[Work to do]: From the entries below, pull out each line where "data" appears.

begin Exercise input

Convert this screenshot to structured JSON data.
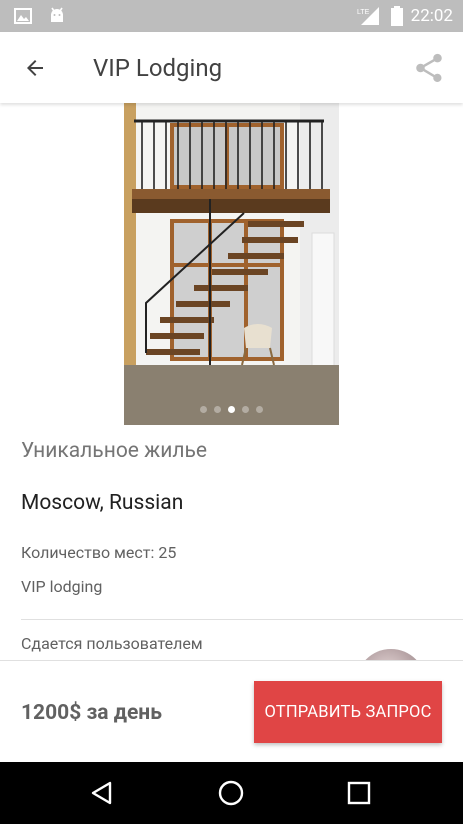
{
  "status_bar": {
    "time": "22:02",
    "network": "LTE",
    "left_icons": [
      "image-icon",
      "android-icon"
    ],
    "right_icons": [
      "signal-icon",
      "battery-icon"
    ]
  },
  "app_bar": {
    "title": "VIP Lodging",
    "back_icon": "arrow-back-icon",
    "share_icon": "share-icon"
  },
  "gallery": {
    "page_count": 5,
    "active_page": 3
  },
  "listing": {
    "title": "Уникальное жилье",
    "location": "Moscow, Russian",
    "places": "Количество мест: 25",
    "type": "VIP lodging",
    "owner_label": "Сдается пользователем"
  },
  "footer": {
    "price": "1200$ за день",
    "request_button": "ОТПРАВИТЬ ЗАПРОС"
  },
  "colors": {
    "accent": "#e04545",
    "status_bar": "#bdbdbd",
    "nav_bar": "#000000"
  },
  "nav_bar": {
    "icons": [
      "nav-back-icon",
      "nav-home-icon",
      "nav-recents-icon"
    ]
  }
}
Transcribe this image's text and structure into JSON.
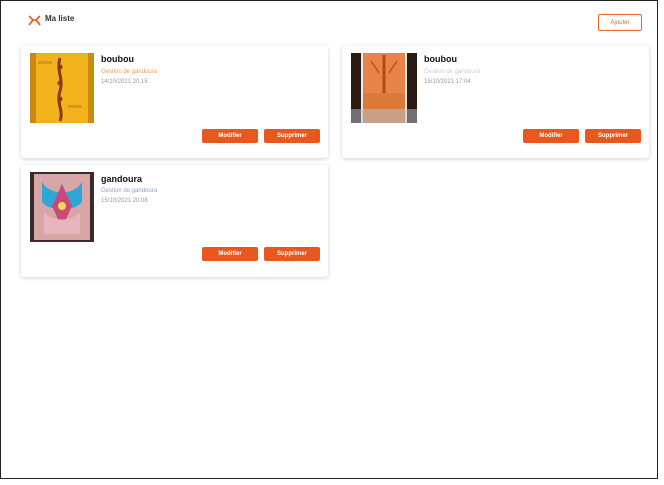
{
  "header": {
    "brand": "Ma liste",
    "top_button": "Ajouter"
  },
  "items": [
    {
      "name": "boubou",
      "meta1": "Gestion de gandoura",
      "meta2": "14/10/2021 20:15",
      "action1": "Modifier",
      "action2": "Supprimer"
    },
    {
      "name": "boubou",
      "meta1": "Gestion de gandoura",
      "meta2": "15/10/2021 17:04",
      "action1": "Modifier",
      "action2": "Supprimer"
    },
    {
      "name": "gandoura",
      "meta1": "Gestion de gandoura",
      "meta2": "15/10/2021 20:08",
      "action1": "Modifier",
      "action2": "Supprimer"
    }
  ],
  "colors": {
    "accent": "#e8571e",
    "outline": "#e8682b"
  }
}
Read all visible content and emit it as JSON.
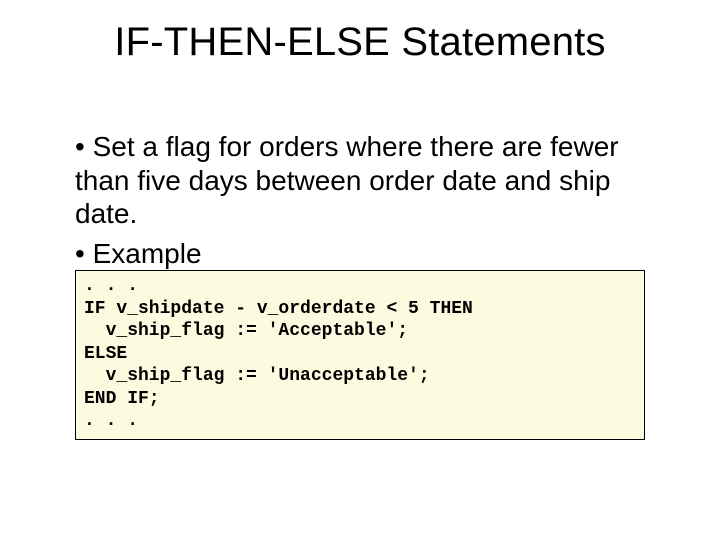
{
  "title": "IF-THEN-ELSE Statements",
  "bullets": {
    "b1": "• Set a flag for orders where there are fewer than five days between order date and ship date.",
    "b2": "• Example"
  },
  "code": {
    "l1": ". . .",
    "l2": "IF v_shipdate - v_orderdate < 5 THEN",
    "l3": "  v_ship_flag := 'Acceptable';",
    "l4": "ELSE",
    "l5": "  v_ship_flag := 'Unacceptable';",
    "l6": "END IF;",
    "l7": ". . ."
  }
}
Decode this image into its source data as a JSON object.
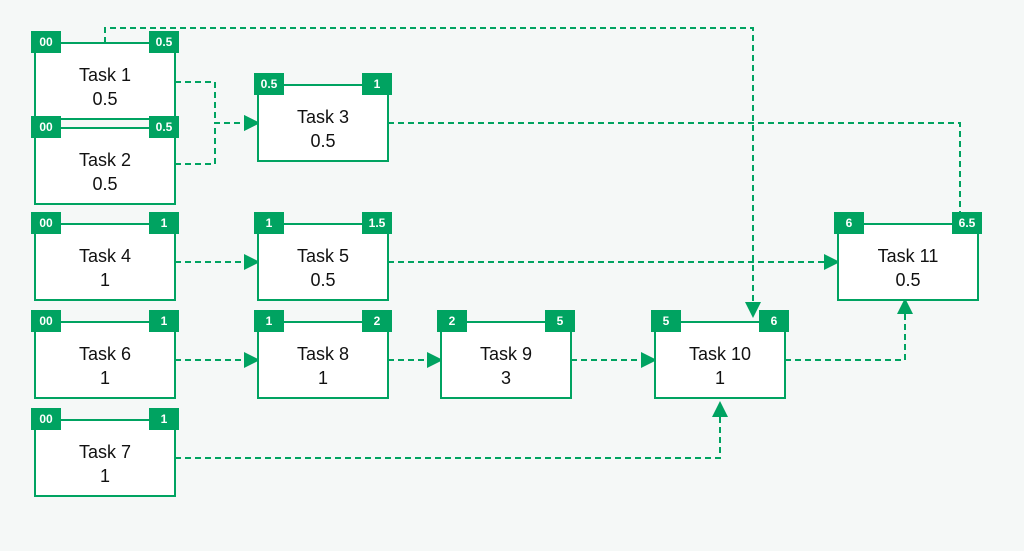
{
  "nodes": {
    "t1": {
      "label": "Task 1",
      "dur": "0.5",
      "start": "00",
      "end": "0.5"
    },
    "t2": {
      "label": "Task 2",
      "dur": "0.5",
      "start": "00",
      "end": "0.5"
    },
    "t3": {
      "label": "Task 3",
      "dur": "0.5",
      "start": "0.5",
      "end": "1"
    },
    "t4": {
      "label": "Task 4",
      "dur": "1",
      "start": "00",
      "end": "1"
    },
    "t5": {
      "label": "Task 5",
      "dur": "0.5",
      "start": "1",
      "end": "1.5"
    },
    "t6": {
      "label": "Task 6",
      "dur": "1",
      "start": "00",
      "end": "1"
    },
    "t7": {
      "label": "Task 7",
      "dur": "1",
      "start": "00",
      "end": "1"
    },
    "t8": {
      "label": "Task 8",
      "dur": "1",
      "start": "1",
      "end": "2"
    },
    "t9": {
      "label": "Task 9",
      "dur": "3",
      "start": "2",
      "end": "5"
    },
    "t10": {
      "label": "Task 10",
      "dur": "1",
      "start": "5",
      "end": "6"
    },
    "t11": {
      "label": "Task 11",
      "dur": "0.5",
      "start": "6",
      "end": "6.5"
    }
  },
  "edges": [
    {
      "from": "t1",
      "to": "t10"
    },
    {
      "from": "t1",
      "to": "t3"
    },
    {
      "from": "t2",
      "to": "t3"
    },
    {
      "from": "t3",
      "to": "t11"
    },
    {
      "from": "t4",
      "to": "t5"
    },
    {
      "from": "t5",
      "to": "t11"
    },
    {
      "from": "t6",
      "to": "t8"
    },
    {
      "from": "t8",
      "to": "t9"
    },
    {
      "from": "t9",
      "to": "t10"
    },
    {
      "from": "t10",
      "to": "t11"
    },
    {
      "from": "t7",
      "to": "t10"
    }
  ],
  "colors": {
    "accent": "#00a361",
    "bg": "#f5f8f7"
  }
}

end Exercise input

[The solution]:
Convert this screenshot to structured JSON data.
Decode this image into its source data as a JSON object.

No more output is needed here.